(What you need to do)
In the entries below, the word "Actual" appears on some lines. Copy each of those lines.

[Collected data entries]
────────

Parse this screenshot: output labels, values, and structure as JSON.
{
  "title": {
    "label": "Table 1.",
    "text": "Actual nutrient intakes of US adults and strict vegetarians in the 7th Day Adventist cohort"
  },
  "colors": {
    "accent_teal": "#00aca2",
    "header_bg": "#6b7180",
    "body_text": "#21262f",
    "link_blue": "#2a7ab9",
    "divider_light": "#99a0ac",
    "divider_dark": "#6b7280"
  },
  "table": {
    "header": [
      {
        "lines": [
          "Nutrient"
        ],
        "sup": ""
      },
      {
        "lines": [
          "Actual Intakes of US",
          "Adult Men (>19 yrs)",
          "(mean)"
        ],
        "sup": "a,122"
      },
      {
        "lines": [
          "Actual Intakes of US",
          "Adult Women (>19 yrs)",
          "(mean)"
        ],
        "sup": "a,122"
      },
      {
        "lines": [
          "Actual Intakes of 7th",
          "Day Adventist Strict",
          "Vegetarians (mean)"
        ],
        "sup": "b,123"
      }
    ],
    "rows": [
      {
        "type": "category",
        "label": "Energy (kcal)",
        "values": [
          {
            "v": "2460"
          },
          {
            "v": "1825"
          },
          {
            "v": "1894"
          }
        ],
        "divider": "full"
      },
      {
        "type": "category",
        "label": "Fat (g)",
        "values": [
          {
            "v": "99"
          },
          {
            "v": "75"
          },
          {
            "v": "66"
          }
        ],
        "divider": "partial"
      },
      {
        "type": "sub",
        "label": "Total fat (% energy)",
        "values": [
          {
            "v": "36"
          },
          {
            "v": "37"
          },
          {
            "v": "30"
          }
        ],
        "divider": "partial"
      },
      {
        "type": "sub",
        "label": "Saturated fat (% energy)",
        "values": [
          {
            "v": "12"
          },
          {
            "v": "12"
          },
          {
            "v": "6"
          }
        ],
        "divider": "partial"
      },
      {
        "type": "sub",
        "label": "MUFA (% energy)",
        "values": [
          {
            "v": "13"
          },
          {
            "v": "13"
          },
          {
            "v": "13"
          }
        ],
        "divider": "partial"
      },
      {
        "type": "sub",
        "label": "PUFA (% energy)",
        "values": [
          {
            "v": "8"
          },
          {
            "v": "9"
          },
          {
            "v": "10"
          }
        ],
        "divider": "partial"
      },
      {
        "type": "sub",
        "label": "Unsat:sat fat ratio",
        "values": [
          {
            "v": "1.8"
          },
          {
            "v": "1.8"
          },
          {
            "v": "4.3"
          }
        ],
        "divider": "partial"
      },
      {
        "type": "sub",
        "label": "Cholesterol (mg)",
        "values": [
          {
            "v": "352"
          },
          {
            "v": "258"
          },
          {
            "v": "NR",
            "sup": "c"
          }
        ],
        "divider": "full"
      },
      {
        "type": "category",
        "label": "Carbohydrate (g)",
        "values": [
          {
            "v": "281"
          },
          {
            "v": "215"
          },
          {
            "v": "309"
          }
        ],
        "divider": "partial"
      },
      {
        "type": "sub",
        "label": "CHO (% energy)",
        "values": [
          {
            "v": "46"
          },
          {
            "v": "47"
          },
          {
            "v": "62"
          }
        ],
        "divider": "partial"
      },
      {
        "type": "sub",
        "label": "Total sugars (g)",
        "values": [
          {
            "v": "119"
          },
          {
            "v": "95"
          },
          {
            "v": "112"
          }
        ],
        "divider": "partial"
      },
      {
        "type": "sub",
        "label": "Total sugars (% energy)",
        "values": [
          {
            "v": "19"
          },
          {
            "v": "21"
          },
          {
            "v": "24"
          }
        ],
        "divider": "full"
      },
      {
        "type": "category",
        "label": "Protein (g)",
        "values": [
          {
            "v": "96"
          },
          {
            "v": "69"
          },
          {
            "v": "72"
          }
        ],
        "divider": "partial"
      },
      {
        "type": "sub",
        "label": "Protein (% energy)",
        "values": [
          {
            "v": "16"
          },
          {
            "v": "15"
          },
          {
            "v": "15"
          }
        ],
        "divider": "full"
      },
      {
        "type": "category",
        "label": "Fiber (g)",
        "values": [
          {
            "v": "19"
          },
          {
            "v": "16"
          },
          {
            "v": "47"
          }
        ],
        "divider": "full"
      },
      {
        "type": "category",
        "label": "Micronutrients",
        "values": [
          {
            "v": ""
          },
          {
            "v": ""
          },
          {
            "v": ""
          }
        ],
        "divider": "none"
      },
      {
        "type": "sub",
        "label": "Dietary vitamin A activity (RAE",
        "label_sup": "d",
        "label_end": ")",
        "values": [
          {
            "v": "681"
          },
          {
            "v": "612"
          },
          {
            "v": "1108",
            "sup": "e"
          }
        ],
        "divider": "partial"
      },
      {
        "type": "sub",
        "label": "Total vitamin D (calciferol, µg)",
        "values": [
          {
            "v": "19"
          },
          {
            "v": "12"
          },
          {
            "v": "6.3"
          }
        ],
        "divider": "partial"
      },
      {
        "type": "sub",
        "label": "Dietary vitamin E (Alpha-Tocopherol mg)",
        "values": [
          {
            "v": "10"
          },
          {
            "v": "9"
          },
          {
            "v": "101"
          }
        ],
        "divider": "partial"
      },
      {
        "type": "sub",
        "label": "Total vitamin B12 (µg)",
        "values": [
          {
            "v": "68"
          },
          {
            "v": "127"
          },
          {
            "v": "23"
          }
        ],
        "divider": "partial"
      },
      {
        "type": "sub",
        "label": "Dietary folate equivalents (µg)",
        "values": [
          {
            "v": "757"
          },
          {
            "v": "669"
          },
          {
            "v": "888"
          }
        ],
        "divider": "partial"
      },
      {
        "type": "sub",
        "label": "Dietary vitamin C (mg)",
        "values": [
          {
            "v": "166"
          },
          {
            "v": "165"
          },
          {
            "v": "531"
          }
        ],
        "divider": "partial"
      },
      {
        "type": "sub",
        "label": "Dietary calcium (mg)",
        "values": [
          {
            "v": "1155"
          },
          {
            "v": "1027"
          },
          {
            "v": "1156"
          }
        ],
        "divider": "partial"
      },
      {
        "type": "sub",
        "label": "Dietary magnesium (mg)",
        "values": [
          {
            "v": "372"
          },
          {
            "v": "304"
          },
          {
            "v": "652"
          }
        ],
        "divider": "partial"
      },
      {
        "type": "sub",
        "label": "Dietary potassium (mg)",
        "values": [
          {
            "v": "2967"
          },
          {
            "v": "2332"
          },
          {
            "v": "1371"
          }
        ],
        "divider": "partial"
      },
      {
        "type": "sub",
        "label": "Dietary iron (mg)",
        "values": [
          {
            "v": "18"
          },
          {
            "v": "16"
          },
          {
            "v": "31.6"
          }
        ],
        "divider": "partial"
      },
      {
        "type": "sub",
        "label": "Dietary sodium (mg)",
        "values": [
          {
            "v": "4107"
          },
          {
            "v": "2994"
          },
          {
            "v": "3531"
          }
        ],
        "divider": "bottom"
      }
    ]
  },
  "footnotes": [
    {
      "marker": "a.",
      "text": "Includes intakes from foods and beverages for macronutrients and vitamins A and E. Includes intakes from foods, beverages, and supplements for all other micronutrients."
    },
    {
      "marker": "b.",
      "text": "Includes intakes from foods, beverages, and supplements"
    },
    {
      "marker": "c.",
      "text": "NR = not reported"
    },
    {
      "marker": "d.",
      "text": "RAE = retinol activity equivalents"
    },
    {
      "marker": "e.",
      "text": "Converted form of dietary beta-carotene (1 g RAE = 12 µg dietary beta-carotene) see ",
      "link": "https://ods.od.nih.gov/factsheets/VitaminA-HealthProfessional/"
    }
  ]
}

────────

(Result of this task)
    "text": "Actual nutrient intakes of US adults and strict vegetarians in the 7th Day Adventist cohort"
          "Actual Intakes of US",
          "Actual Intakes of US",
          "Actual Intakes of 7th",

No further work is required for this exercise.